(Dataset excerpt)
--- Start ---

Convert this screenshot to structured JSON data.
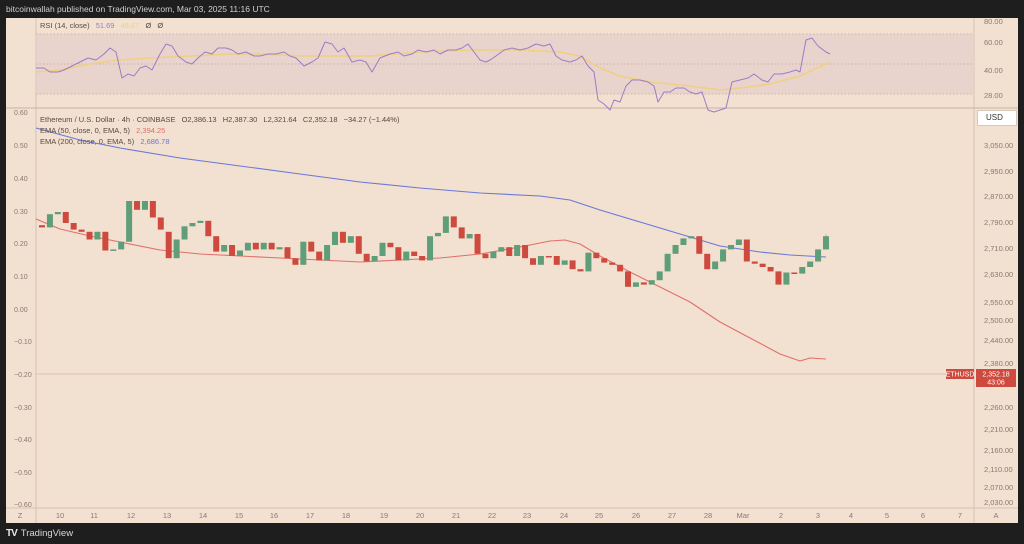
{
  "header": {
    "published_text": "bitcoinwallah published on TradingView.com, Mar 03, 2025 11:16 UTC"
  },
  "footer": {
    "logo_glyph": "TV",
    "brand": "TradingView"
  },
  "rsi_legend": {
    "label": "RSI (14, close)",
    "value": "51.69",
    "ma_value": "46.67",
    "icons": [
      "Ø",
      "Ø"
    ]
  },
  "main_legend": {
    "symbol": "Ethereum / U.S. Dollar · 4h · COINBASE",
    "open": "O2,386.13",
    "high": "H2,387.30",
    "low": "L2,321.64",
    "close": "C2,352.18",
    "change": "−34.27 (−1.44%)",
    "ema50_label": "EMA (50, close, 0, EMA, 5)",
    "ema50_value": "2,394.25",
    "ema200_label": "EMA (200, close, 0, EMA, 5)",
    "ema200_value": "2,686.78"
  },
  "price_axis": {
    "currency": "USD",
    "symbol_tag": "ETHUSD",
    "last_price": "2,352.18",
    "countdown": "43:06"
  },
  "colors": {
    "up": "#5f9e78",
    "down": "#cf4a3e",
    "ema50": "#e0706a",
    "ema200": "#6a78d8",
    "rsi": "#9b7cc8",
    "rsi_ma": "#f0d080",
    "background": "#f2e0d0",
    "rsi_band": "#e6d0cc"
  },
  "chart_data": [
    {
      "type": "line",
      "title": "RSI (14, close)",
      "y_ticks": [
        "80.00",
        "60.00",
        "40.00",
        "28.00"
      ],
      "band": [
        30,
        70
      ],
      "series": [
        {
          "name": "RSI",
          "last": 51.69
        },
        {
          "name": "RSI-based MA",
          "last": 46.67
        }
      ]
    },
    {
      "type": "candlestick",
      "title": "Ethereum / U.S. Dollar · 4h · COINBASE",
      "x_ticks": [
        "10",
        "11",
        "12",
        "13",
        "14",
        "15",
        "16",
        "17",
        "18",
        "19",
        "20",
        "21",
        "22",
        "23",
        "24",
        "25",
        "26",
        "27",
        "28",
        "Mar",
        "2",
        "3",
        "4",
        "5",
        "6",
        "7"
      ],
      "y_ticks_right": [
        "3,050.00",
        "2,950.00",
        "2,870.00",
        "2,790.00",
        "2,710.00",
        "2,630.00",
        "2,550.00",
        "2,500.00",
        "2,440.00",
        "2,380.00",
        "2,260.00",
        "2,210.00",
        "2,160.00",
        "2,110.00",
        "2,070.00",
        "2,030.00"
      ],
      "y_ticks_left": [
        "0.60",
        "0.50",
        "0.40",
        "0.30",
        "0.20",
        "0.10",
        "0.00",
        "−0.10",
        "−0.20",
        "−0.30",
        "−0.40",
        "−0.50",
        "−0.60"
      ],
      "last_ohlc": {
        "open": 2386.13,
        "high": 2387.3,
        "low": 2321.64,
        "close": 2352.18
      },
      "ema50_last": 2394.25,
      "ema200_last": 2686.78,
      "candles_yspace": [
        [
          268,
          265,
          278,
          266
        ],
        [
          266,
          262,
          300,
          278
        ],
        [
          278,
          270,
          305,
          280
        ],
        [
          280,
          268,
          290,
          270
        ],
        [
          270,
          262,
          272,
          264
        ],
        [
          264,
          255,
          268,
          262
        ],
        [
          262,
          252,
          266,
          255
        ],
        [
          255,
          248,
          262,
          262
        ],
        [
          262,
          244,
          264,
          245
        ],
        [
          245,
          238,
          252,
          246
        ],
        [
          246,
          236,
          268,
          253
        ],
        [
          253,
          270,
          292,
          290
        ],
        [
          290,
          282,
          300,
          282
        ],
        [
          282,
          278,
          295,
          290
        ],
        [
          290,
          275,
          290,
          275
        ],
        [
          275,
          262,
          280,
          264
        ],
        [
          262,
          236,
          270,
          238
        ],
        [
          238,
          234,
          258,
          255
        ],
        [
          255,
          248,
          285,
          267
        ],
        [
          267,
          262,
          275,
          270
        ],
        [
          270,
          265,
          275,
          272
        ],
        [
          272,
          258,
          275,
          258
        ],
        [
          258,
          242,
          264,
          244
        ],
        [
          244,
          240,
          256,
          250
        ],
        [
          250,
          238,
          252,
          240
        ],
        [
          240,
          238,
          246,
          245
        ],
        [
          245,
          238,
          258,
          252
        ],
        [
          252,
          240,
          258,
          246
        ],
        [
          246,
          242,
          262,
          252
        ],
        [
          252,
          244,
          258,
          246
        ],
        [
          246,
          246,
          254,
          248
        ],
        [
          248,
          235,
          260,
          238
        ],
        [
          238,
          230,
          242,
          232
        ],
        [
          232,
          235,
          254,
          253
        ],
        [
          253,
          244,
          254,
          244
        ],
        [
          244,
          234,
          252,
          236
        ],
        [
          236,
          244,
          256,
          250
        ],
        [
          250,
          256,
          268,
          262
        ],
        [
          262,
          250,
          265,
          252
        ],
        [
          252,
          255,
          262,
          258
        ],
        [
          258,
          240,
          262,
          242
        ],
        [
          242,
          224,
          248,
          235
        ],
        [
          235,
          238,
          246,
          240
        ],
        [
          240,
          238,
          254,
          252
        ],
        [
          252,
          240,
          254,
          248
        ],
        [
          248,
          234,
          262,
          236
        ],
        [
          236,
          238,
          248,
          244
        ],
        [
          244,
          238,
          262,
          240
        ],
        [
          240,
          236,
          256,
          236
        ],
        [
          236,
          250,
          260,
          258
        ],
        [
          258,
          245,
          265,
          261
        ],
        [
          261,
          268,
          278,
          276
        ],
        [
          276,
          265,
          282,
          266
        ],
        [
          266,
          250,
          276,
          256
        ],
        [
          256,
          258,
          264,
          260
        ],
        [
          260,
          240,
          262,
          242
        ],
        [
          242,
          234,
          248,
          238
        ],
        [
          238,
          240,
          250,
          244
        ],
        [
          244,
          240,
          248,
          248
        ],
        [
          248,
          240,
          256,
          240
        ],
        [
          240,
          248,
          252,
          250
        ],
        [
          250,
          234,
          256,
          238
        ],
        [
          238,
          230,
          240,
          232
        ],
        [
          232,
          236,
          244,
          240
        ],
        [
          240,
          226,
          248,
          240
        ],
        [
          240,
          228,
          244,
          232
        ],
        [
          232,
          228,
          240,
          236
        ],
        [
          236,
          226,
          242,
          228
        ],
        [
          228,
          210,
          246,
          226
        ],
        [
          226,
          220,
          260,
          243
        ],
        [
          243,
          236,
          254,
          238
        ],
        [
          238,
          232,
          244,
          234
        ],
        [
          234,
          230,
          240,
          232
        ],
        [
          232,
          224,
          238,
          226
        ],
        [
          226,
          210,
          232,
          212
        ],
        [
          212,
          214,
          222,
          216
        ],
        [
          216,
          212,
          222,
          214
        ],
        [
          214,
          216,
          222,
          218
        ],
        [
          218,
          222,
          230,
          226
        ],
        [
          226,
          240,
          245,
          242
        ],
        [
          242,
          244,
          270,
          250
        ],
        [
          250,
          252,
          262,
          256
        ],
        [
          256,
          254,
          262,
          258
        ],
        [
          258,
          240,
          260,
          242
        ],
        [
          242,
          225,
          246,
          228
        ],
        [
          228,
          229,
          238,
          235
        ],
        [
          235,
          240,
          248,
          246
        ],
        [
          246,
          248,
          252,
          250
        ],
        [
          250,
          248,
          258,
          255
        ],
        [
          255,
          232,
          262,
          235
        ],
        [
          235,
          230,
          250,
          233
        ],
        [
          233,
          228,
          242,
          230
        ],
        [
          230,
          224,
          236,
          226
        ],
        [
          226,
          212,
          228,
          214
        ],
        [
          214,
          222,
          230,
          225
        ],
        [
          225,
          212,
          228,
          224
        ],
        [
          224,
          226,
          232,
          230
        ],
        [
          230,
          232,
          236,
          235
        ],
        [
          235,
          240,
          248,
          246
        ],
        [
          246,
          260,
          262,
          258
        ]
      ]
    }
  ]
}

--- End ---

◆ What the exercise asks
Each line in the listing above that contains "COINBASE" should be copied.

◆ Solution for this task
    "symbol": "Ethereum / U.S. Dollar · 4h · COINBASE",
      "title": "Ethereum / U.S. Dollar · 4h · COINBASE",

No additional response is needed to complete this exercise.